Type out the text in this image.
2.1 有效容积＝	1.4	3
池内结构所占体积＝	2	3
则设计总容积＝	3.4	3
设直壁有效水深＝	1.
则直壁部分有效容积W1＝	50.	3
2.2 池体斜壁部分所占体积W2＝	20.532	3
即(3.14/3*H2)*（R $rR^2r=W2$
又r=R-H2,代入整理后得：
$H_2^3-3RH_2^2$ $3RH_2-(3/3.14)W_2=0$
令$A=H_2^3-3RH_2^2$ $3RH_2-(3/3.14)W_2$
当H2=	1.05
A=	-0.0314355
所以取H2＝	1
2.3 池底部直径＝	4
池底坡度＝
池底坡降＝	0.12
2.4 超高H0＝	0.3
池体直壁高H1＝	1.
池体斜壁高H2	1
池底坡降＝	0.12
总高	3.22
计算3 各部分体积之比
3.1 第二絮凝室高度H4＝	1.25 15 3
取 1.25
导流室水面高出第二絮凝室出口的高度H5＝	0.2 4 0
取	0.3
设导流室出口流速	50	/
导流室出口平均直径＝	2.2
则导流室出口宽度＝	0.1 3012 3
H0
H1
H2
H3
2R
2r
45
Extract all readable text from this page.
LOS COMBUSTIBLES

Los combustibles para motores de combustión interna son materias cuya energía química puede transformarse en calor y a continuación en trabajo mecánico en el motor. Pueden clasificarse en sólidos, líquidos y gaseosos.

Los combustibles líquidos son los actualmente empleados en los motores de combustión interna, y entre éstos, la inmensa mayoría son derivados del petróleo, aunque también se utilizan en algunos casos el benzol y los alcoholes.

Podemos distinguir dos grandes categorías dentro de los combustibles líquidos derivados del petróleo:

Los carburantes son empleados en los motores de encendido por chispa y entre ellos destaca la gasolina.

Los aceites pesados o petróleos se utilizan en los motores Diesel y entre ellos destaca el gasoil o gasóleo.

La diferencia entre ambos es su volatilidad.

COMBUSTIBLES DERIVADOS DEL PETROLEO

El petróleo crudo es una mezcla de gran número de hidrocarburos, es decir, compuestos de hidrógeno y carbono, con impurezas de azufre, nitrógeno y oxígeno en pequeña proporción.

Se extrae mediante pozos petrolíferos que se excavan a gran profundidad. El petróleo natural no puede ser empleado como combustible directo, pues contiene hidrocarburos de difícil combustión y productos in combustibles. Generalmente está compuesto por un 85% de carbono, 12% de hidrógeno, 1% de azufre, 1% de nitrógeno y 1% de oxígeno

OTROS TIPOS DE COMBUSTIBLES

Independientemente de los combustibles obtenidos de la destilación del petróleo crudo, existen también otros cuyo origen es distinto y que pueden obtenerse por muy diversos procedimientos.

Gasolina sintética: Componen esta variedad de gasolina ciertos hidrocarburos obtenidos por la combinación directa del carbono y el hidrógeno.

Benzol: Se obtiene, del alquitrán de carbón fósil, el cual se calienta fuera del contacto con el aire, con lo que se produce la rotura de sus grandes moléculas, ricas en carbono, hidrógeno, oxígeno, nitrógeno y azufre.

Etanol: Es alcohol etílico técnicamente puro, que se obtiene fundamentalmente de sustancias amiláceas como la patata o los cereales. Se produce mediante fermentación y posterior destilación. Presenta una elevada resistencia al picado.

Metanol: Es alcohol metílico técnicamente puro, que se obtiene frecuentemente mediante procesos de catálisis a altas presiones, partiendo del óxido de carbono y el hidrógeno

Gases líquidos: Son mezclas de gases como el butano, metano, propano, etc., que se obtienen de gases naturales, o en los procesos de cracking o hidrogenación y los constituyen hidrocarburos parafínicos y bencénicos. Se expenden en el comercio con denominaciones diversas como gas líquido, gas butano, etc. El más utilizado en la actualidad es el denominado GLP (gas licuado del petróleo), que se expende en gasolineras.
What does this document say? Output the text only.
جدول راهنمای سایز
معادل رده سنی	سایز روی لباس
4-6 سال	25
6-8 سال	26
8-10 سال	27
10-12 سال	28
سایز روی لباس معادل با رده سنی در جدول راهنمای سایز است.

■ Written request: Using the data above, repeat every line exactly.

■ The response:
Type out the text in this image.
2.1 有效容积＝	1.4	3
池内结构所占体积＝	2	3
则设计总容积＝	3.4	3
设直壁有效水深＝	1.
则直壁部分有效容积W1＝	50.	3
2.2 池体斜壁部分所占体积W2＝	20.532	3
即(3.14/3*H2)*（R $rR^2r=W2$
又r=R-H2,代入整理后得：
$H_2^3-3RH_2^2$ $3RH_2-(3/3.14)W_2=0$
令$A=H_2^3-3RH_2^2$ $3RH_2-(3/3.14)W_2$
当H2=	1.05
A=	-0.0314355
所以取H2＝	1
2.3 池底部直径＝	4
池底坡度＝
池底坡降＝	0.12
2.4 超高H0＝	0.3
池体直壁高H1＝	1.
池体斜壁高H2	1
池底坡降＝	0.12
总高	3.22
计算3 各部分体积之比
3.1 第二絮凝室高度H4＝	1.25 15 3
取 1.25
导流室水面高出第二絮凝室出口的高度H5＝	0.2 4 0
取	0.3
设导流室出口流速	50	/
导流室出口平均直径＝	2.2
则导流室出口宽度＝	0.1 3012 3
H0
H1
H2
H3
2R
2r
45
Extract all readable text from this page.
LOS COMBUSTIBLES

Los combustibles para motores de combustión interna son materias cuya energía química puede transformarse en calor y a continuación en trabajo mecánico en el motor. Pueden clasificarse en sólidos, líquidos y gaseosos.

Los combustibles líquidos son los actualmente empleados en los motores de combustión interna, y entre éstos, la inmensa mayoría son derivados del petróleo, aunque también se utilizan en algunos casos el benzol y los alcoholes.

Podemos distinguir dos grandes categorías dentro de los combustibles líquidos derivados del petróleo:

Los carburantes son empleados en los motores de encendido por chispa y entre ellos destaca la gasolina.

Los aceites pesados o petróleos se utilizan en los motores Diesel y entre ellos destaca el gasoil o gasóleo.

La diferencia entre ambos es su volatilidad.

COMBUSTIBLES DERIVADOS DEL PETROLEO

El petróleo crudo es una mezcla de gran número de hidrocarburos, es decir, compuestos de hidrógeno y carbono, con impurezas de azufre, nitrógeno y oxígeno en pequeña proporción.

Se extrae mediante pozos petrolíferos que se excavan a gran profundidad. El petróleo natural no puede ser empleado como combustible directo, pues contiene hidrocarburos de difícil combustión y productos in combustibles. Generalmente está compuesto por un 85% de carbono, 12% de hidrógeno, 1% de azufre, 1% de nitrógeno y 1% de oxígeno

OTROS TIPOS DE COMBUSTIBLES

Independientemente de los combustibles obtenidos de la destilación del petróleo crudo, existen también otros cuyo origen es distinto y que pueden obtenerse por muy diversos procedimientos.

Gasolina sintética: Componen esta variedad de gasolina ciertos hidrocarburos obtenidos por la combinación directa del carbono y el hidrógeno.

Benzol: Se obtiene, del alquitrán de carbón fósil, el cual se calienta fuera del contacto con el aire, con lo que se produce la rotura de sus grandes moléculas, ricas en carbono, hidrógeno, oxígeno, nitrógeno y azufre.

Etanol: Es alcohol etílico técnicamente puro, que se obtiene fundamentalmente de sustancias amiláceas como la patata o los cereales. Se produce mediante fermentación y posterior destilación. Presenta una elevada resistencia al picado.

Metanol: Es alcohol metílico técnicamente puro, que se obtiene frecuentemente mediante procesos de catálisis a altas presiones, partiendo del óxido de carbono y el hidrógeno

Gases líquidos: Son mezclas de gases como el butano, metano, propano, etc., que se obtienen de gases naturales, o en los procesos de cracking o hidrogenación y los constituyen hidrocarburos parafínicos y bencénicos. Se expenden en el comercio con denominaciones diversas como gas líquido, gas butano, etc. El más utilizado en la actualidad es el denominado GLP (gas licuado del petróleo), que se expende en gasolineras.
What does this document say? Output the text only.
جدول راهنمای سایز
معادل رده سنی	سایز روی لباس
4-6 سال	25
6-8 سال	26
8-10 سال	27
10-12 سال	28
سایز روی لباس معادل با رده سنی در جدول راهنمای سایز است.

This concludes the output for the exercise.